> [TO BE DONE] Could you set down the lines below word for word, leaving out the pictures?

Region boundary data
## Begin

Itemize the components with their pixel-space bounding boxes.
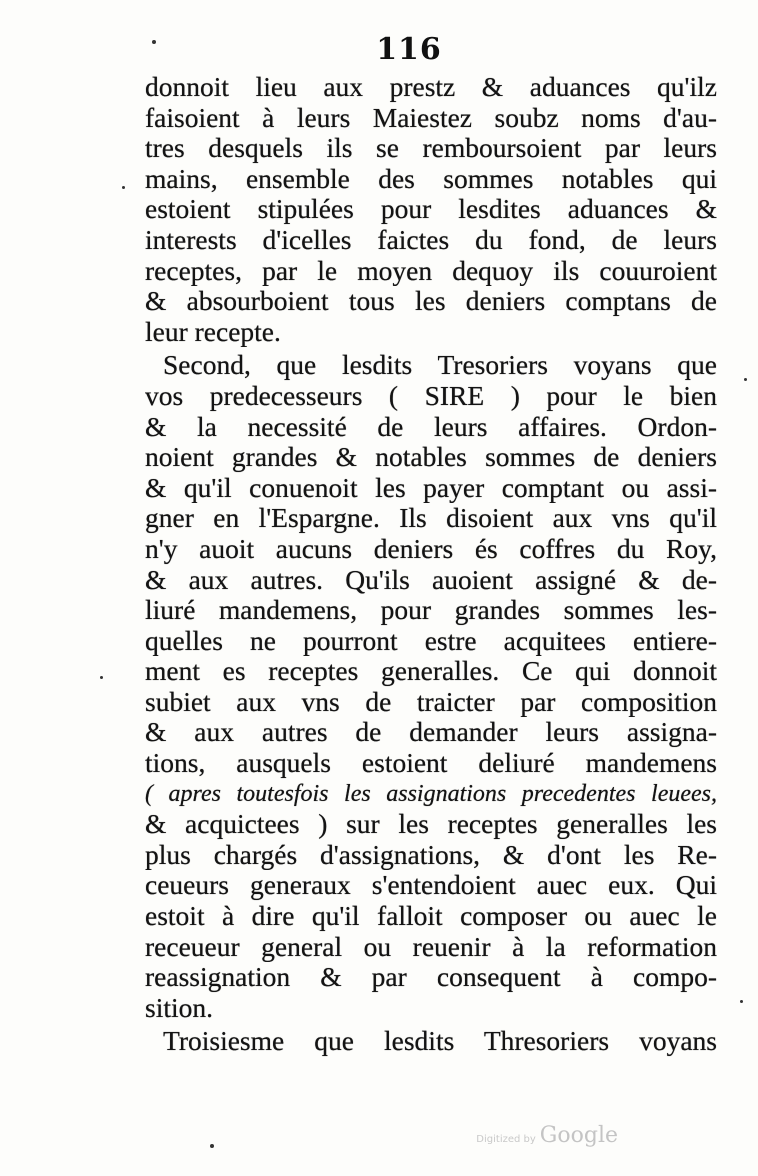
- text-line: noient grandes & notables sommes de deniers: [145, 442, 717, 473]
- text-line: tres desquels ils se remboursoient par leurs: [145, 133, 717, 164]
- italic-text-line: ( apres toutesfois les assignations precedentes leuees,: [145, 780, 717, 807]
- ink-speck: [122, 186, 125, 189]
- text-line: interests d'icelles faictes du fond, de leurs: [145, 224, 717, 255]
- ink-speck: [152, 40, 156, 44]
- ink-speck: [210, 1144, 214, 1148]
- text-line: & absourboient tous les deniers comptans de: [145, 286, 717, 317]
- text-line: & aux autres. Qu'ils auoient assigné & de-: [145, 564, 717, 595]
- text-line: mains, ensemble des sommes notables qui: [145, 163, 717, 194]
- text-line: plus chargés d'assignations, & d'ont les Re-: [145, 839, 717, 870]
- text-line: ceueurs generaux s'entendoient auec eux. Qui: [145, 870, 717, 901]
- ink-speck: [100, 676, 103, 679]
- text-line: faisoient à leurs Maiestez soubz noms d'au-: [145, 102, 717, 133]
- text-line: sition.: [145, 992, 213, 1023]
- text-line: receueur general ou reuenir à la reformation: [145, 931, 717, 962]
- body-text: [145, 72, 717, 1057]
- text-line: quelles ne pourront estre acquitees entiere-: [145, 625, 717, 656]
- text-line: subiet aux vns de traicter par composition: [145, 686, 717, 717]
- text-line: estoient stipulées pour lesdites aduances &: [145, 194, 717, 225]
- text-line: n'y auoit aucuns deniers és coffres du Roy,: [145, 533, 717, 564]
- text-line: ment es receptes generalles. Ce qui donnoit: [145, 656, 717, 687]
- page-number: 116: [376, 32, 442, 67]
- text-line: gner en l'Espargne. Ils disoient aux vns qu'il: [145, 503, 717, 534]
- ink-speck: [740, 1000, 743, 1003]
- text-line: & la necessité de leurs affaires. Ordon-: [145, 411, 717, 442]
- text-line: reassignation & par consequent à compo-: [145, 962, 717, 993]
- text-line: & qu'il conuenoit les payer comptant ou assi-: [145, 472, 717, 503]
- digitized-by-google-watermark: [476, 1123, 618, 1148]
- ink-speck: [744, 378, 747, 381]
- text-line: receptes, par le moyen dequoy ils couuroient: [145, 255, 717, 286]
- paragraph-start-line: Troisiesme que lesdits Thresoriers voyans: [163, 1026, 717, 1057]
- text-line: liuré mandemens, pour grandes sommes les-: [145, 595, 717, 626]
- text-line: vos predecesseurs ( SIRE ) pour le bien: [145, 380, 717, 411]
- watermark-prefix: Digitized by: [476, 1134, 536, 1145]
- text-line: & aux autres de demander leurs assigna-: [145, 717, 717, 748]
- paragraph-start-line: Second, que lesdits Tresoriers voyans que: [163, 350, 717, 381]
- text-line: donnoit lieu aux prestz & aduances qu'ilz: [145, 72, 717, 102]
- google-logo: Google: [539, 1123, 618, 1148]
- text-line: estoit à dire qu'il falloit composer ou auec le: [145, 901, 717, 932]
- text-line: tions, ausquels estoient deliuré mandemens: [145, 748, 717, 779]
- text-line: & acquictees ) sur les receptes generalles les: [145, 809, 717, 840]
- text-line: leur recepte.: [145, 316, 281, 347]
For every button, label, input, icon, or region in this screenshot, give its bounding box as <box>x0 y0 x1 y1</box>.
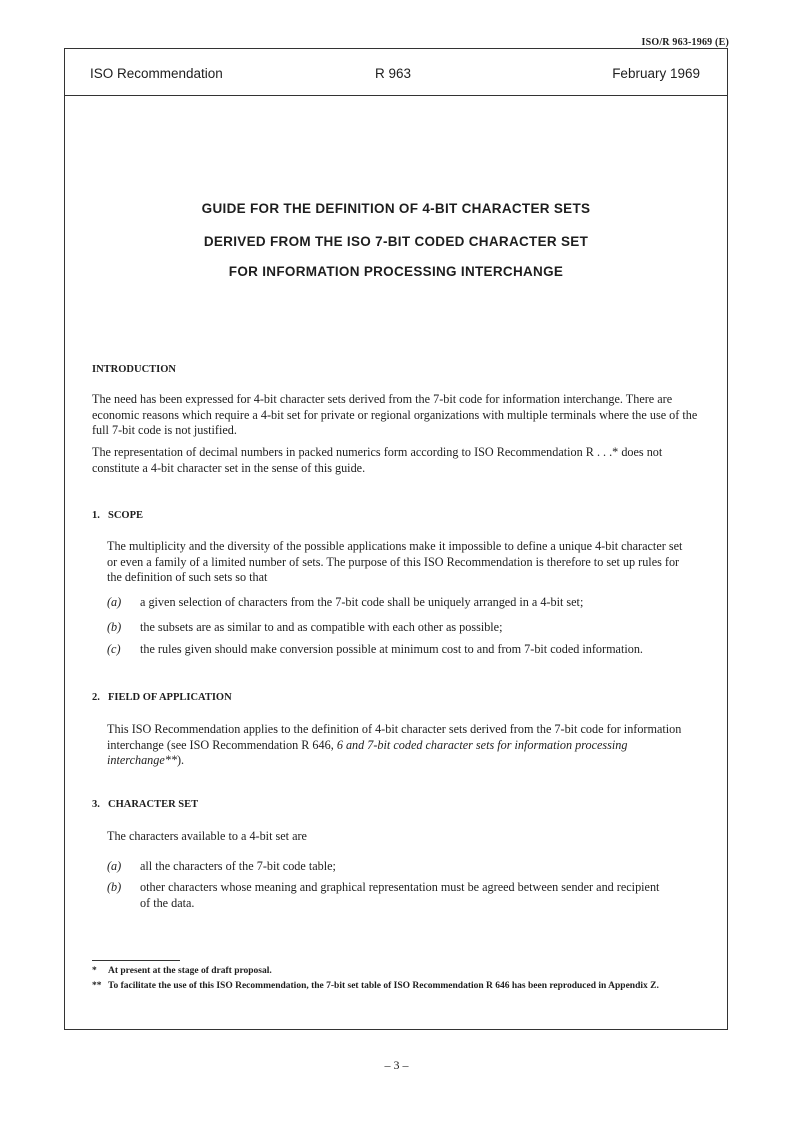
charset-item-a: (a) all the characters of the 7-bit code table; <box>107 859 336 873</box>
scope-heading: 1. SCOPE <box>92 510 144 521</box>
title-line-1: GUIDE FOR THE DEFINITION OF 4-BIT CHARACTER SETS <box>201 201 591 216</box>
introduction-heading: INTRODUCTION <box>92 364 177 375</box>
introduction-paragraph-2: The representation of decimal numbers in packed numerics form according to ISO Recommendation R . . .* does not constitute a 4-bit character set in the sense of this guide. <box>92 445 663 475</box>
header-series: ISO Recommendation <box>90 66 223 81</box>
footnote-1: * At present at the stage of draft proposal. <box>92 966 272 976</box>
scope-item-b: (b) the subsets are as similar to and as compatible with each other as possible; <box>107 620 503 634</box>
page-frame <box>64 48 728 1030</box>
field-heading: 2. FIELD OF APPLICATION <box>92 692 232 703</box>
charset-item-b: (b) other characters whose meaning and graphical representation must be agreed between sender and recipient of the data. <box>107 880 660 910</box>
document-reference: ISO/R 963-1969 (E) <box>641 37 729 48</box>
charset-paragraph: The characters available to a 4-bit set are <box>107 829 307 843</box>
charset-heading: 3. CHARACTER SET <box>92 799 199 810</box>
scope-paragraph: The multiplicity and the diversity of the possible applications make it impossible to define a unique 4-bit character set or even a family of a limited number of sets. The purpose of this ISO Recommendation is therefore to set up rules for the definition of such sets so that <box>107 539 683 584</box>
footnote-rule <box>92 960 180 961</box>
field-paragraph: This ISO Recommendation applies to the definition of 4-bit character sets derived from the 7-bit code for information interchange (see ISO Recommendation R 646, 6 and 7-bit coded character sets for information processing interchange**). <box>107 722 682 767</box>
scope-item-a: (a) a given selection of characters from the 7-bit code shall be uniquely arranged in a 4-bit set; <box>107 595 584 609</box>
header-number: R 963 <box>375 66 412 81</box>
page-number: – 3 – <box>384 1058 409 1072</box>
introduction-paragraph-1: The need has been expressed for 4-bit character sets derived from the 7-bit code for information interchange. There are economic reasons which require a 4-bit set for private or regional organizations with multiple terminals where the use of the full 7-bit code is not justified. <box>92 392 698 437</box>
scope-item-c: (c) the rules given should make conversion possible at minimum cost to and from 7-bit coded information. <box>107 642 643 656</box>
header-bar <box>65 49 727 96</box>
footnote-2: ** To facilitate the use of this ISO Recommendation, the 7-bit set table of ISO Recommendation R 646 has been reproduced in Appendix Z. <box>92 981 659 991</box>
header-date: February 1969 <box>612 66 700 81</box>
title-line-3: FOR INFORMATION PROCESSING INTERCHANGE <box>228 264 564 279</box>
title-line-2: DERIVED FROM THE ISO 7-BIT CODED CHARACTER SET <box>203 234 589 249</box>
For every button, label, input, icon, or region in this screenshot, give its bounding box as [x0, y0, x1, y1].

## End

> [SOLVED EXERCISE]
Itemize the components with their pixel-space bounding boxes.
- text-line: noient grandes & notables sommes de deniers: [145, 442, 717, 473]
- text-line: tres desquels ils se remboursoient par leurs: [145, 133, 717, 164]
- italic-text-line: ( apres toutesfois les assignations precedentes leuees,: [145, 780, 717, 807]
- ink-speck: [122, 186, 125, 189]
- text-line: interests d'icelles faictes du fond, de leurs: [145, 224, 717, 255]
- ink-speck: [152, 40, 156, 44]
- ink-speck: [210, 1144, 214, 1148]
- text-line: & absourboient tous les deniers comptans de: [145, 286, 717, 317]
- text-line: & aux autres. Qu'ils auoient assigné & de-: [145, 564, 717, 595]
- text-line: mains, ensemble des sommes notables qui: [145, 163, 717, 194]
- text-line: plus chargés d'assignations, & d'ont les Re-: [145, 839, 717, 870]
- text-line: ceueurs generaux s'entendoient auec eux. Qui: [145, 870, 717, 901]
- ink-speck: [100, 676, 103, 679]
- text-line: faisoient à leurs Maiestez soubz noms d'au-: [145, 102, 717, 133]
- text-line: sition.: [145, 992, 213, 1023]
- text-line: receueur general ou reuenir à la reformation: [145, 931, 717, 962]
- body-text: [145, 72, 717, 1057]
- text-line: quelles ne pourront estre acquitees entiere-: [145, 625, 717, 656]
- text-line: subiet aux vns de traicter par composition: [145, 686, 717, 717]
- text-line: estoient stipulées pour lesdites aduances &: [145, 194, 717, 225]
- text-line: n'y auoit aucuns deniers és coffres du Roy,: [145, 533, 717, 564]
- text-line: ment es receptes generalles. Ce qui donnoit: [145, 656, 717, 687]
- page-number: 116: [376, 32, 442, 67]
- text-line: gner en l'Espargne. Ils disoient aux vns qu'il: [145, 503, 717, 534]
- ink-speck: [740, 1000, 743, 1003]
- text-line: & la necessité de leurs affaires. Ordon-: [145, 411, 717, 442]
- text-line: reassignation & par consequent à compo-: [145, 962, 717, 993]
- text-line: & qu'il conuenoit les payer comptant ou assi-: [145, 472, 717, 503]
- digitized-by-google-watermark: [476, 1123, 618, 1148]
- ink-speck: [744, 378, 747, 381]
- text-line: receptes, par le moyen dequoy ils couuroient: [145, 255, 717, 286]
- paragraph-start-line: Troisiesme que lesdits Thresoriers voyans: [163, 1026, 717, 1057]
- text-line: liuré mandemens, pour grandes sommes les-: [145, 595, 717, 626]
- text-line: vos predecesseurs ( SIRE ) pour le bien: [145, 380, 717, 411]
- watermark-prefix: Digitized by: [476, 1134, 536, 1145]
- text-line: & aux autres de demander leurs assigna-: [145, 717, 717, 748]
- paragraph-start-line: Second, que lesdits Tresoriers voyans que: [163, 350, 717, 381]
- text-line: donnoit lieu aux prestz & aduances qu'ilz: [145, 72, 717, 102]
- google-logo: Google: [539, 1123, 618, 1148]
- text-line: estoit à dire qu'il falloit composer ou auec le: [145, 901, 717, 932]
- text-line: tions, ausquels estoient deliuré mandemens: [145, 748, 717, 779]
- text-line: & acquictees ) sur les receptes generalles les: [145, 809, 717, 840]
- text-line: leur recepte.: [145, 316, 281, 347]
For every button, label, input, icon, or region in this screenshot, give its bounding box as <box>x0 y0 x1 y1</box>.
charset-item-a: (a) all the characters of the 7-bit code table; <box>107 859 336 873</box>
scope-heading: 1. SCOPE <box>92 510 144 521</box>
title-line-1: GUIDE FOR THE DEFINITION OF 4-BIT CHARACTER SETS <box>201 201 591 216</box>
introduction-heading: INTRODUCTION <box>92 364 177 375</box>
introduction-paragraph-2: The representation of decimal numbers in packed numerics form according to ISO Recommendation R . . .* does not constitute a 4-bit character set in the sense of this guide. <box>92 445 663 475</box>
header-series: ISO Recommendation <box>90 66 223 81</box>
footnote-1: * At present at the stage of draft proposal. <box>92 966 272 976</box>
scope-item-b: (b) the subsets are as similar to and as compatible with each other as possible; <box>107 620 503 634</box>
page-frame <box>64 48 728 1030</box>
field-heading: 2. FIELD OF APPLICATION <box>92 692 232 703</box>
charset-item-b: (b) other characters whose meaning and graphical representation must be agreed between sender and recipient of the data. <box>107 880 660 910</box>
document-reference: ISO/R 963-1969 (E) <box>641 37 729 48</box>
charset-paragraph: The characters available to a 4-bit set are <box>107 829 307 843</box>
charset-heading: 3. CHARACTER SET <box>92 799 199 810</box>
scope-paragraph: The multiplicity and the diversity of the possible applications make it impossible to define a unique 4-bit character set or even a family of a limited number of sets. The purpose of this ISO Recommendation is therefore to set up rules for the definition of such sets so that <box>107 539 683 584</box>
footnote-rule <box>92 960 180 961</box>
field-paragraph: This ISO Recommendation applies to the definition of 4-bit character sets derived from the 7-bit code for information interchange (see ISO Recommendation R 646, 6 and 7-bit coded character sets for information processing interchange**). <box>107 722 682 767</box>
scope-item-a: (a) a given selection of characters from the 7-bit code shall be uniquely arranged in a 4-bit set; <box>107 595 584 609</box>
header-number: R 963 <box>375 66 412 81</box>
page-number: – 3 – <box>384 1058 409 1072</box>
introduction-paragraph-1: The need has been expressed for 4-bit character sets derived from the 7-bit code for information interchange. There are economic reasons which require a 4-bit set for private or regional organizations with multiple terminals where the use of the full 7-bit code is not justified. <box>92 392 698 437</box>
scope-item-c: (c) the rules given should make conversion possible at minimum cost to and from 7-bit coded information. <box>107 642 643 656</box>
header-bar <box>65 49 727 96</box>
footnote-2: ** To facilitate the use of this ISO Recommendation, the 7-bit set table of ISO Recommendation R 646 has been reproduced in Appendix Z. <box>92 981 659 991</box>
header-date: February 1969 <box>612 66 700 81</box>
title-line-3: FOR INFORMATION PROCESSING INTERCHANGE <box>228 264 564 279</box>
title-line-2: DERIVED FROM THE ISO 7-BIT CODED CHARACTER SET <box>203 234 589 249</box>
For every button, label, input, icon, or region in this screenshot, give its bounding box as [x0, y0, x1, y1].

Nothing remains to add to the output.